**Task input**.
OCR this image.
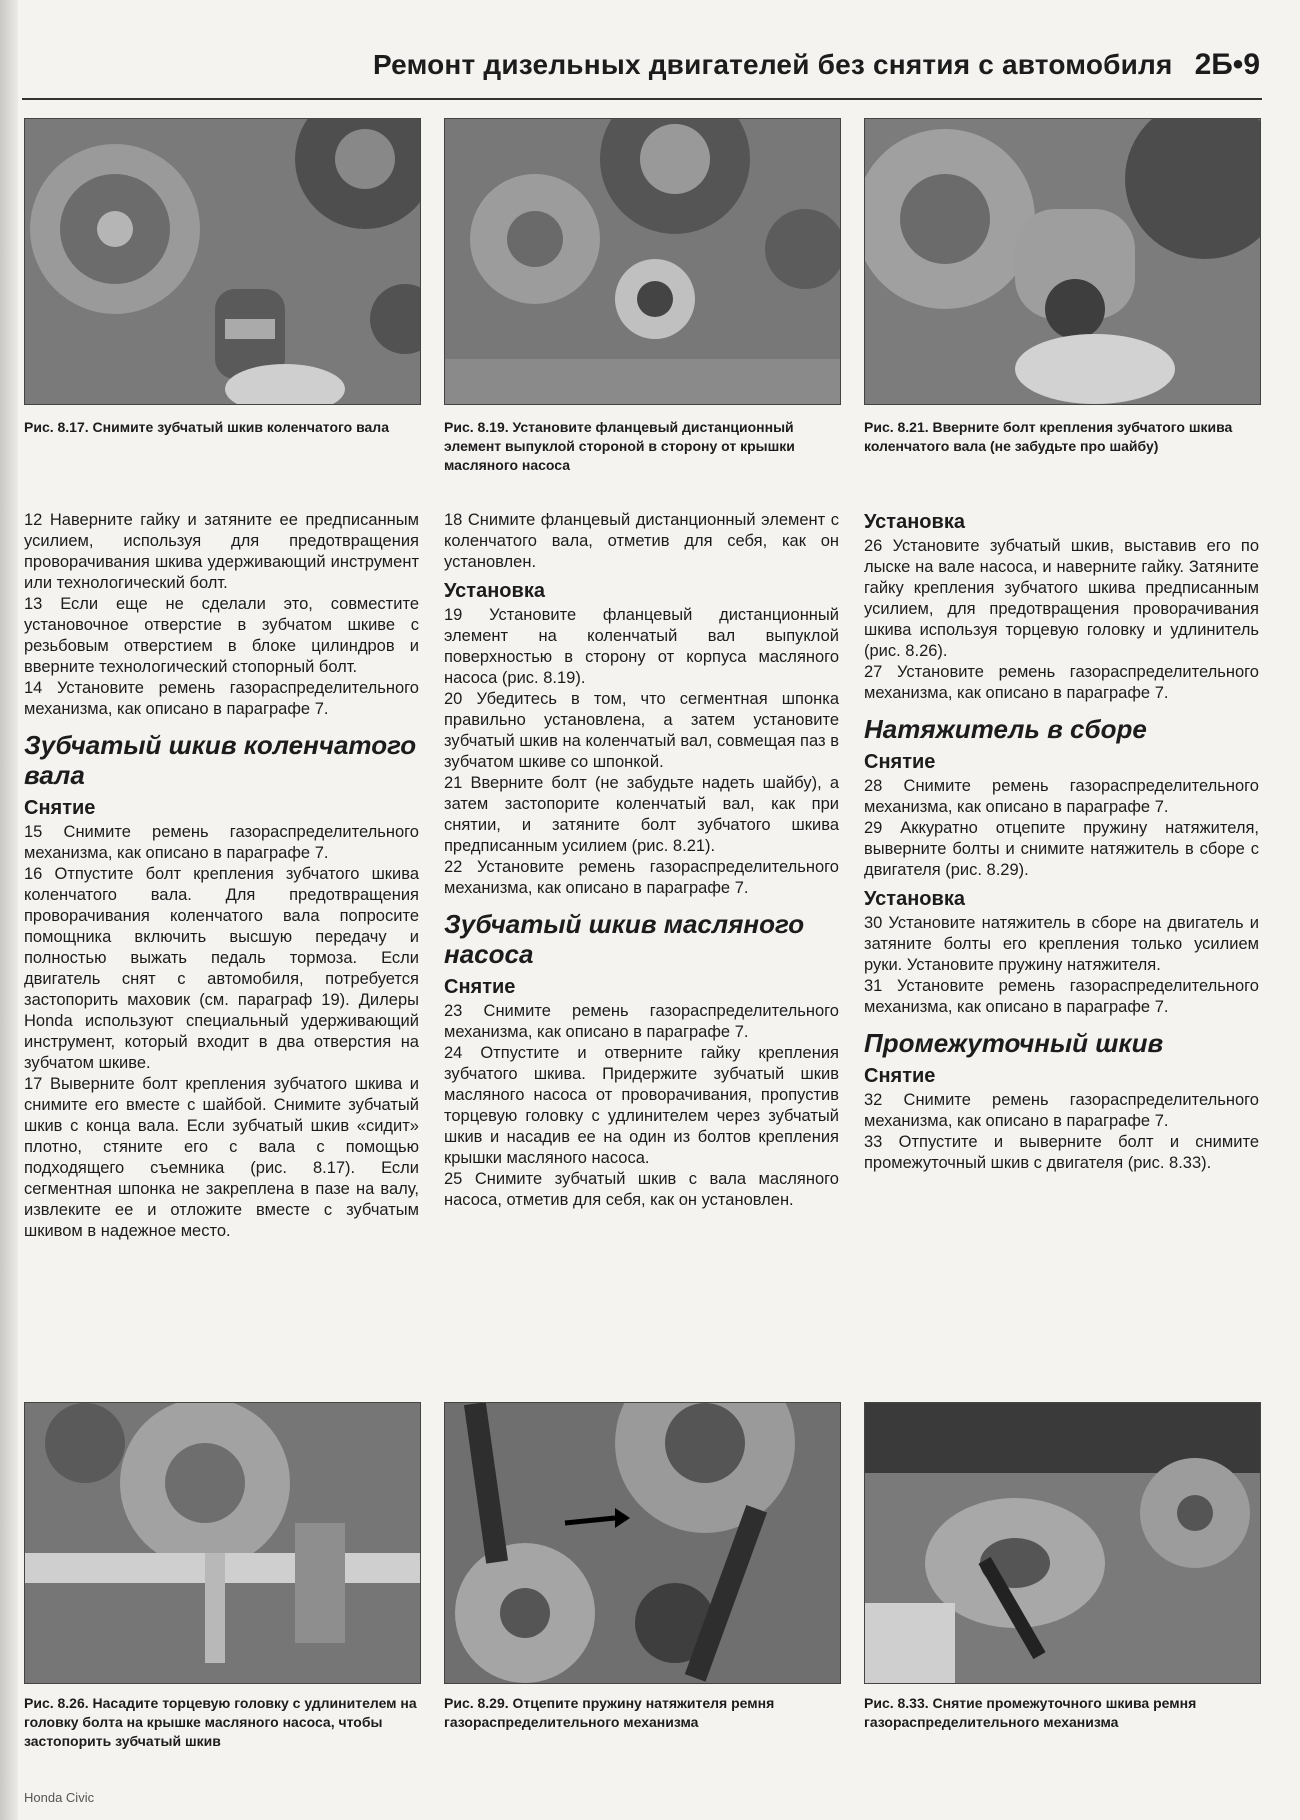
Ремонт дизельных двигателей без снятия с автомобиля 2Б•9
Рис. 8.17. Снимите зубчатый шкив коленчатого вала	Рис. 8.19. Установите фланцевый дистанционный элемент выпуклой стороной в сторону от крышки масляного насоса
Рис. 8.21. Вверните болт крепления зубчатого шкива коленчатого вала (не забудьте про шайбу)

12 Наверните гайку и затяните ее предписанным усилием, используя для предотвращения проворачивания шкива удерживающий инструмент или технологический болт.

13 Если еще не сделали это, совместите установочное отверстие в зубчатом шкиве с резьбовым отверстием в блоке цилиндров и вверните технологический стопорный болт.

14 Установите ремень газораспределительного механизма, как описано в параграфе 7.

Зубчатый шкив коленчатого вала
Снятие

15 Снимите ремень газораспределительного механизма, как описано в параграфе 7.

16 Отпустите болт крепления зубчатого шкива коленчатого вала. Для предотвращения проворачивания коленчатого вала попросите помощника включить высшую передачу и полностью выжать педаль тормоза. Если двигатель снят с автомобиля, потребуется застопорить маховик (см. параграф 19). Дилеры Honda используют специальный удерживающий инструмент, который входит в два отверстия на зубчатом шкиве.

17 Выверните болт крепления зубчатого шкива и снимите его вместе с шайбой. Снимите зубчатый шкив с конца вала. Если зубчатый шкив «сидит» плотно, стяните его с вала с помощью подходящего съемника (рис. 8.17). Если сегментная шпонка не закреплена в пазе на валу, извлеките ее и отложите вместе с зубчатым шкивом в надежное место.

18 Снимите фланцевый дистанционный элемент с коленчатого вала, отметив для себя, как он установлен.

Установка

19 Установите фланцевый дистанционный элемент на коленчатый вал выпуклой поверхностью в сторону от корпуса масляного насоса (рис. 8.19).

20 Убедитесь в том, что сегментная шпонка правильно установлена, а затем установите зубчатый шкив на коленчатый вал, совмещая паз в зубчатом шкиве со шпонкой.

21 Вверните болт (не забудьте надеть шайбу), а затем застопорите коленчатый вал, как при снятии, и затяните болт зубчатого шкива предписанным усилием (рис. 8.21).

22 Установите ремень газораспределительного механизма, как описано в параграфе 7.

Зубчатый шкив масляного насоса
Снятие

23 Снимите ремень газораспределительного механизма, как описано в параграфе 7.

24 Отпустите и отверните гайку крепления зубчатого шкива. Придержите зубчатый шкив масляного насоса от проворачивания, пропустив торцевую головку с удлинителем через зубчатый шкив и насадив ее на один из болтов крепления крышки масляного насоса.

25 Снимите зубчатый шкив с вала масляного насоса, отметив для себя, как он установлен.

Установка

26 Установите зубчатый шкив, выставив его по лыске на вале насоса, и наверните гайку. Затяните гайку крепления зубчатого шкива предписанным усилием, для предотвращения проворачивания шкива используя торцевую головку и удлинитель (рис. 8.26).

27 Установите ремень газораспределительного механизма, как описано в параграфе 7.

Натяжитель в сборе
Снятие

28 Снимите ремень газораспределительного механизма, как описано в параграфе 7.

29 Аккуратно отцепите пружину натяжителя, выверните болты и снимите натяжитель в сборе с двигателя (рис. 8.29).

Установка

30 Установите натяжитель в сборе на двигатель и затяните болты его крепления только усилием руки. Установите пружину натяжителя.

31 Установите ремень газораспределительного механизма, как описано в параграфе 7.

Промежуточный шкив
Снятие

32 Снимите ремень газораспределительного механизма, как описано в параграфе 7.

33 Отпустите и выверните болт и снимите промежуточный шкив с двигателя (рис. 8.33).

Рис. 8.26. Насадите торцевую головку с удлинителем на головку болта на крышке масляного насоса, чтобы застопорить зубчатый шкив
Рис. 8.29. Отцепите пружину натяжителя ремня газораспределительного механизма
Рис. 8.33. Снятие промежуточного шкива ремня газораспределительного механизма
Honda Civic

**Aim of the task**.
Are you able to set down all the lines above exactly, without any pictures?

**Reply to the exercise**.
OCR this image.
Ремонт дизельных двигателей без снятия с автомобиля 2Б•9
Рис. 8.17. Снимите зубчатый шкив коленчатого вала	Рис. 8.19. Установите фланцевый дистанционный элемент выпуклой стороной в сторону от крышки масляного насоса
Рис. 8.21. Вверните болт крепления зубчатого шкива коленчатого вала (не забудьте про шайбу)

12 Наверните гайку и затяните ее предписанным усилием, используя для предотвращения проворачивания шкива удерживающий инструмент или технологический болт.

13 Если еще не сделали это, совместите установочное отверстие в зубчатом шкиве с резьбовым отверстием в блоке цилиндров и вверните технологический стопорный болт.

14 Установите ремень газораспределительного механизма, как описано в параграфе 7.

Зубчатый шкив коленчатого вала
Снятие

15 Снимите ремень газораспределительного механизма, как описано в параграфе 7.

16 Отпустите болт крепления зубчатого шкива коленчатого вала. Для предотвращения проворачивания коленчатого вала попросите помощника включить высшую передачу и полностью выжать педаль тормоза. Если двигатель снят с автомобиля, потребуется застопорить маховик (см. параграф 19). Дилеры Honda используют специальный удерживающий инструмент, который входит в два отверстия на зубчатом шкиве.

17 Выверните болт крепления зубчатого шкива и снимите его вместе с шайбой. Снимите зубчатый шкив с конца вала. Если зубчатый шкив «сидит» плотно, стяните его с вала с помощью подходящего съемника (рис. 8.17). Если сегментная шпонка не закреплена в пазе на валу, извлеките ее и отложите вместе с зубчатым шкивом в надежное место.

18 Снимите фланцевый дистанционный элемент с коленчатого вала, отметив для себя, как он установлен.

Установка

19 Установите фланцевый дистанционный элемент на коленчатый вал выпуклой поверхностью в сторону от корпуса масляного насоса (рис. 8.19).

20 Убедитесь в том, что сегментная шпонка правильно установлена, а затем установите зубчатый шкив на коленчатый вал, совмещая паз в зубчатом шкиве со шпонкой.

21 Вверните болт (не забудьте надеть шайбу), а затем застопорите коленчатый вал, как при снятии, и затяните болт зубчатого шкива предписанным усилием (рис. 8.21).

22 Установите ремень газораспределительного механизма, как описано в параграфе 7.

Зубчатый шкив масляного насоса
Снятие

23 Снимите ремень газораспределительного механизма, как описано в параграфе 7.

24 Отпустите и отверните гайку крепления зубчатого шкива. Придержите зубчатый шкив масляного насоса от проворачивания, пропустив торцевую головку с удлинителем через зубчатый шкив и насадив ее на один из болтов крепления крышки масляного насоса.

25 Снимите зубчатый шкив с вала масляного насоса, отметив для себя, как он установлен.

Установка

26 Установите зубчатый шкив, выставив его по лыске на вале насоса, и наверните гайку. Затяните гайку крепления зубчатого шкива предписанным усилием, для предотвращения проворачивания шкива используя торцевую головку и удлинитель (рис. 8.26).

27 Установите ремень газораспределительного механизма, как описано в параграфе 7.

Натяжитель в сборе
Снятие

28 Снимите ремень газораспределительного механизма, как описано в параграфе 7.

29 Аккуратно отцепите пружину натяжителя, выверните болты и снимите натяжитель в сборе с двигателя (рис. 8.29).

Установка

30 Установите натяжитель в сборе на двигатель и затяните болты его крепления только усилием руки. Установите пружину натяжителя.

31 Установите ремень газораспределительного механизма, как описано в параграфе 7.

Промежуточный шкив
Снятие

32 Снимите ремень газораспределительного механизма, как описано в параграфе 7.

33 Отпустите и выверните болт и снимите промежуточный шкив с двигателя (рис. 8.33).

Рис. 8.26. Насадите торцевую головку с удлинителем на головку болта на крышке масляного насоса, чтобы застопорить зубчатый шкив
Рис. 8.29. Отцепите пружину натяжителя ремня газораспределительного механизма
Рис. 8.33. Снятие промежуточного шкива ремня газораспределительного механизма
Honda Civic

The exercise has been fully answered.